--- start of Working data ---

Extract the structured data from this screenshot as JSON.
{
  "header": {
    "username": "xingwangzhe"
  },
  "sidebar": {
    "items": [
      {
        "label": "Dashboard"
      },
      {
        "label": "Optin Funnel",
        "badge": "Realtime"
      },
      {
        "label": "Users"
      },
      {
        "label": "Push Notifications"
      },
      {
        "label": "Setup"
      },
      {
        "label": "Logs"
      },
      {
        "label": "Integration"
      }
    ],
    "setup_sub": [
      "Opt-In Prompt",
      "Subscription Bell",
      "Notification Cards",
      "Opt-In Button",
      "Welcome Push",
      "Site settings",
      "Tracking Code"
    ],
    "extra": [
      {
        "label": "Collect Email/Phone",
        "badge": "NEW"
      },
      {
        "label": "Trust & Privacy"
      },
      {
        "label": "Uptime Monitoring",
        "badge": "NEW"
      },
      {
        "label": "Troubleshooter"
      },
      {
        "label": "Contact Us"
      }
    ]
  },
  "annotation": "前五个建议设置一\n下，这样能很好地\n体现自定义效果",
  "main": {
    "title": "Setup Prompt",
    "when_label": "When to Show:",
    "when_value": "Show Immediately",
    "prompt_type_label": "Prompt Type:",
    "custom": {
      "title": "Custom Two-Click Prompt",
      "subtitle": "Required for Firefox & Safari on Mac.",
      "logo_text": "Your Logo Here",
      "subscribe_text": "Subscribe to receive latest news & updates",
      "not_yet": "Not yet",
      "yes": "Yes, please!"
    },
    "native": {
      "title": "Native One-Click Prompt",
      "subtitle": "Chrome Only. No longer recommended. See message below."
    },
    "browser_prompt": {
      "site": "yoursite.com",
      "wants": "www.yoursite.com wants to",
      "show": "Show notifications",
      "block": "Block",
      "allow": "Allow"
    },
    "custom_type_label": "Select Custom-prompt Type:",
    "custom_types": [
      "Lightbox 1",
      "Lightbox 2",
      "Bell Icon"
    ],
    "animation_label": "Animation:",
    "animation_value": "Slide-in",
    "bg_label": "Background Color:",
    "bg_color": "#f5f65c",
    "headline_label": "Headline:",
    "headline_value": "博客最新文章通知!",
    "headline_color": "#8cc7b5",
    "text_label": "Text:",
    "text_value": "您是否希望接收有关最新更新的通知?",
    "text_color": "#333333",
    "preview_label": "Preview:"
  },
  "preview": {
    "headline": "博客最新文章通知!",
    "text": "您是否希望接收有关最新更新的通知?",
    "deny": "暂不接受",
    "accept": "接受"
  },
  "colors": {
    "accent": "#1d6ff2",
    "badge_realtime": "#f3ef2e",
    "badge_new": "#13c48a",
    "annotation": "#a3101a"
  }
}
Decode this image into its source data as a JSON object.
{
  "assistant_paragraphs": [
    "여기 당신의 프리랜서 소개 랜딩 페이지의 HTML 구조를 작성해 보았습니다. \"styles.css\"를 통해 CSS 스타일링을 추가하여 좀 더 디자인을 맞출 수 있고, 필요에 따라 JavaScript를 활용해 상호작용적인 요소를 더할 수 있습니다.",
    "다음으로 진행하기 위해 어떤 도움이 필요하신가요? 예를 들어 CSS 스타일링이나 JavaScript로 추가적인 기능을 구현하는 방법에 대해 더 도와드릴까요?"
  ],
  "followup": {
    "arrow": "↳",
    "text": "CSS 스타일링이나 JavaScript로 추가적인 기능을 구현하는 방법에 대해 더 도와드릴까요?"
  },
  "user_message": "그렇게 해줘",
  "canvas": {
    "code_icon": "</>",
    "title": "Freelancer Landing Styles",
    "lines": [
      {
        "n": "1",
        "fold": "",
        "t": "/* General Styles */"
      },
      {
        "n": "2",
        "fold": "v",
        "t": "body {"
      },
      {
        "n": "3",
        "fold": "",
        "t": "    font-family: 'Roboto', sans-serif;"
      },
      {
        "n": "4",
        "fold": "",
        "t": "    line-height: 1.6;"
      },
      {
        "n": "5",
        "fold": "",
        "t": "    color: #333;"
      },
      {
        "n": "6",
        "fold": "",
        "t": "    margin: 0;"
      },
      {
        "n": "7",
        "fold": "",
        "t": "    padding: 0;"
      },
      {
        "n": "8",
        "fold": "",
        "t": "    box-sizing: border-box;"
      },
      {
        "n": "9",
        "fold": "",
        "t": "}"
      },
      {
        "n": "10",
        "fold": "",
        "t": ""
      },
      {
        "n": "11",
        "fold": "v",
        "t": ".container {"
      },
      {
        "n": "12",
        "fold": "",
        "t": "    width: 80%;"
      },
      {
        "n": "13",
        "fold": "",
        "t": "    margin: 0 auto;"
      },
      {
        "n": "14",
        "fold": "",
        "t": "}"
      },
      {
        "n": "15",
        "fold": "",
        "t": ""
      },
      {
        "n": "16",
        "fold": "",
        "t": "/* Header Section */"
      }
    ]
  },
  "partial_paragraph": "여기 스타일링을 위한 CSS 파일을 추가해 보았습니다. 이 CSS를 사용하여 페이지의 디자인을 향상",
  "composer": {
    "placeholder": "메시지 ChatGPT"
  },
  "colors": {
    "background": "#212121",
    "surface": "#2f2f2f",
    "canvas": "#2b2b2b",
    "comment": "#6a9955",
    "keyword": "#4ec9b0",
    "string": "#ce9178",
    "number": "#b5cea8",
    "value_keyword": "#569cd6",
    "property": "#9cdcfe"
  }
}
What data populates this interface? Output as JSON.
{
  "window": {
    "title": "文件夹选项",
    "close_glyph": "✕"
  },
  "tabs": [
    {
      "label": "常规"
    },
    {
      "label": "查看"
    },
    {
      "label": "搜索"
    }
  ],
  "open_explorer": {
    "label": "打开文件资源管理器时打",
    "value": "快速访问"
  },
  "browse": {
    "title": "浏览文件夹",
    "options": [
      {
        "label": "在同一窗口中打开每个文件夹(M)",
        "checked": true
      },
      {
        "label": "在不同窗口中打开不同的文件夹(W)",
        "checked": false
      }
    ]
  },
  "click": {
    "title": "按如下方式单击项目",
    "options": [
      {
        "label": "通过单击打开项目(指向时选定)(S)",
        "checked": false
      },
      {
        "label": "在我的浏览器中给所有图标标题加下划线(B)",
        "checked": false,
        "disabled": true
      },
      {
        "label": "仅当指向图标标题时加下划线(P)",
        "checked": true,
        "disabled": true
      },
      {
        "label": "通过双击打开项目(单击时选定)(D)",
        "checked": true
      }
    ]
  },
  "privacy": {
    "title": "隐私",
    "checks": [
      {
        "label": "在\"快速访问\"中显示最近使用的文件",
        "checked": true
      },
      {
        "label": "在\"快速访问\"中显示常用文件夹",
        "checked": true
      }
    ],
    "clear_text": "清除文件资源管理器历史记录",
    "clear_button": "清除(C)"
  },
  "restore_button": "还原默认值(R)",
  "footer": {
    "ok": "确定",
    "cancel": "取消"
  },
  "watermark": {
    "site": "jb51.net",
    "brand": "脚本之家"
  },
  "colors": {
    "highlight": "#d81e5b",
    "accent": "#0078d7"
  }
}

--- end of Working data ---

The records above need to be transcribed in full. Keep every character unchanged.

Extract the structured data from this screenshot as JSON.
{
  "header": {
    "username": "xingwangzhe"
  },
  "sidebar": {
    "items": [
      {
        "label": "Dashboard"
      },
      {
        "label": "Optin Funnel",
        "badge": "Realtime"
      },
      {
        "label": "Users"
      },
      {
        "label": "Push Notifications"
      },
      {
        "label": "Setup"
      },
      {
        "label": "Logs"
      },
      {
        "label": "Integration"
      }
    ],
    "setup_sub": [
      "Opt-In Prompt",
      "Subscription Bell",
      "Notification Cards",
      "Opt-In Button",
      "Welcome Push",
      "Site settings",
      "Tracking Code"
    ],
    "extra": [
      {
        "label": "Collect Email/Phone",
        "badge": "NEW"
      },
      {
        "label": "Trust & Privacy"
      },
      {
        "label": "Uptime Monitoring",
        "badge": "NEW"
      },
      {
        "label": "Troubleshooter"
      },
      {
        "label": "Contact Us"
      }
    ]
  },
  "annotation": "前五个建议设置一\n下，这样能很好地\n体现自定义效果",
  "main": {
    "title": "Setup Prompt",
    "when_label": "When to Show:",
    "when_value": "Show Immediately",
    "prompt_type_label": "Prompt Type:",
    "custom": {
      "title": "Custom Two-Click Prompt",
      "subtitle": "Required for Firefox & Safari on Mac.",
      "logo_text": "Your Logo Here",
      "subscribe_text": "Subscribe to receive latest news & updates",
      "not_yet": "Not yet",
      "yes": "Yes, please!"
    },
    "native": {
      "title": "Native One-Click Prompt",
      "subtitle": "Chrome Only. No longer recommended. See message below."
    },
    "browser_prompt": {
      "site": "yoursite.com",
      "wants": "www.yoursite.com wants to",
      "show": "Show notifications",
      "block": "Block",
      "allow": "Allow"
    },
    "custom_type_label": "Select Custom-prompt Type:",
    "custom_types": [
      "Lightbox 1",
      "Lightbox 2",
      "Bell Icon"
    ],
    "animation_label": "Animation:",
    "animation_value": "Slide-in",
    "bg_label": "Background Color:",
    "bg_color": "#f5f65c",
    "headline_label": "Headline:",
    "headline_value": "博客最新文章通知!",
    "headline_color": "#8cc7b5",
    "text_label": "Text:",
    "text_value": "您是否希望接收有关最新更新的通知?",
    "text_color": "#333333",
    "preview_label": "Preview:"
  },
  "preview": {
    "headline": "博客最新文章通知!",
    "text": "您是否希望接收有关最新更新的通知?",
    "deny": "暂不接受",
    "accept": "接受"
  },
  "colors": {
    "accent": "#1d6ff2",
    "badge_realtime": "#f3ef2e",
    "badge_new": "#13c48a",
    "annotation": "#a3101a"
  }
}
Decode this image into its source data as a JSON object.
{
  "assistant_paragraphs": [
    "여기 당신의 프리랜서 소개 랜딩 페이지의 HTML 구조를 작성해 보았습니다. \"styles.css\"를 통해 CSS 스타일링을 추가하여 좀 더 디자인을 맞출 수 있고, 필요에 따라 JavaScript를 활용해 상호작용적인 요소를 더할 수 있습니다.",
    "다음으로 진행하기 위해 어떤 도움이 필요하신가요? 예를 들어 CSS 스타일링이나 JavaScript로 추가적인 기능을 구현하는 방법에 대해 더 도와드릴까요?"
  ],
  "followup": {
    "arrow": "↳",
    "text": "CSS 스타일링이나 JavaScript로 추가적인 기능을 구현하는 방법에 대해 더 도와드릴까요?"
  },
  "user_message": "그렇게 해줘",
  "canvas": {
    "code_icon": "</>",
    "title": "Freelancer Landing Styles",
    "lines": [
      {
        "n": "1",
        "fold": "",
        "t": "/* General Styles */"
      },
      {
        "n": "2",
        "fold": "v",
        "t": "body {"
      },
      {
        "n": "3",
        "fold": "",
        "t": "    font-family: 'Roboto', sans-serif;"
      },
      {
        "n": "4",
        "fold": "",
        "t": "    line-height: 1.6;"
      },
      {
        "n": "5",
        "fold": "",
        "t": "    color: #333;"
      },
      {
        "n": "6",
        "fold": "",
        "t": "    margin: 0;"
      },
      {
        "n": "7",
        "fold": "",
        "t": "    padding: 0;"
      },
      {
        "n": "8",
        "fold": "",
        "t": "    box-sizing: border-box;"
      },
      {
        "n": "9",
        "fold": "",
        "t": "}"
      },
      {
        "n": "10",
        "fold": "",
        "t": ""
      },
      {
        "n": "11",
        "fold": "v",
        "t": ".container {"
      },
      {
        "n": "12",
        "fold": "",
        "t": "    width: 80%;"
      },
      {
        "n": "13",
        "fold": "",
        "t": "    margin: 0 auto;"
      },
      {
        "n": "14",
        "fold": "",
        "t": "}"
      },
      {
        "n": "15",
        "fold": "",
        "t": ""
      },
      {
        "n": "16",
        "fold": "",
        "t": "/* Header Section */"
      }
    ]
  },
  "partial_paragraph": "여기 스타일링을 위한 CSS 파일을 추가해 보았습니다. 이 CSS를 사용하여 페이지의 디자인을 향상",
  "composer": {
    "placeholder": "메시지 ChatGPT"
  },
  "colors": {
    "background": "#212121",
    "surface": "#2f2f2f",
    "canvas": "#2b2b2b",
    "comment": "#6a9955",
    "keyword": "#4ec9b0",
    "string": "#ce9178",
    "number": "#b5cea8",
    "value_keyword": "#569cd6",
    "property": "#9cdcfe"
  }
}
What data populates this interface? Output as JSON.
{
  "window": {
    "title": "文件夹选项",
    "close_glyph": "✕"
  },
  "tabs": [
    {
      "label": "常规"
    },
    {
      "label": "查看"
    },
    {
      "label": "搜索"
    }
  ],
  "open_explorer": {
    "label": "打开文件资源管理器时打",
    "value": "快速访问"
  },
  "browse": {
    "title": "浏览文件夹",
    "options": [
      {
        "label": "在同一窗口中打开每个文件夹(M)",
        "checked": true
      },
      {
        "label": "在不同窗口中打开不同的文件夹(W)",
        "checked": false
      }
    ]
  },
  "click": {
    "title": "按如下方式单击项目",
    "options": [
      {
        "label": "通过单击打开项目(指向时选定)(S)",
        "checked": false
      },
      {
        "label": "在我的浏览器中给所有图标标题加下划线(B)",
        "checked": false,
        "disabled": true
      },
      {
        "label": "仅当指向图标标题时加下划线(P)",
        "checked": true,
        "disabled": true
      },
      {
        "label": "通过双击打开项目(单击时选定)(D)",
        "checked": true
      }
    ]
  },
  "privacy": {
    "title": "隐私",
    "checks": [
      {
        "label": "在\"快速访问\"中显示最近使用的文件",
        "checked": true
      },
      {
        "label": "在\"快速访问\"中显示常用文件夹",
        "checked": true
      }
    ],
    "clear_text": "清除文件资源管理器历史记录",
    "clear_button": "清除(C)"
  },
  "restore_button": "还原默认值(R)",
  "footer": {
    "ok": "确定",
    "cancel": "取消"
  },
  "watermark": {
    "site": "jb51.net",
    "brand": "脚本之家"
  },
  "colors": {
    "highlight": "#d81e5b",
    "accent": "#0078d7"
  }
}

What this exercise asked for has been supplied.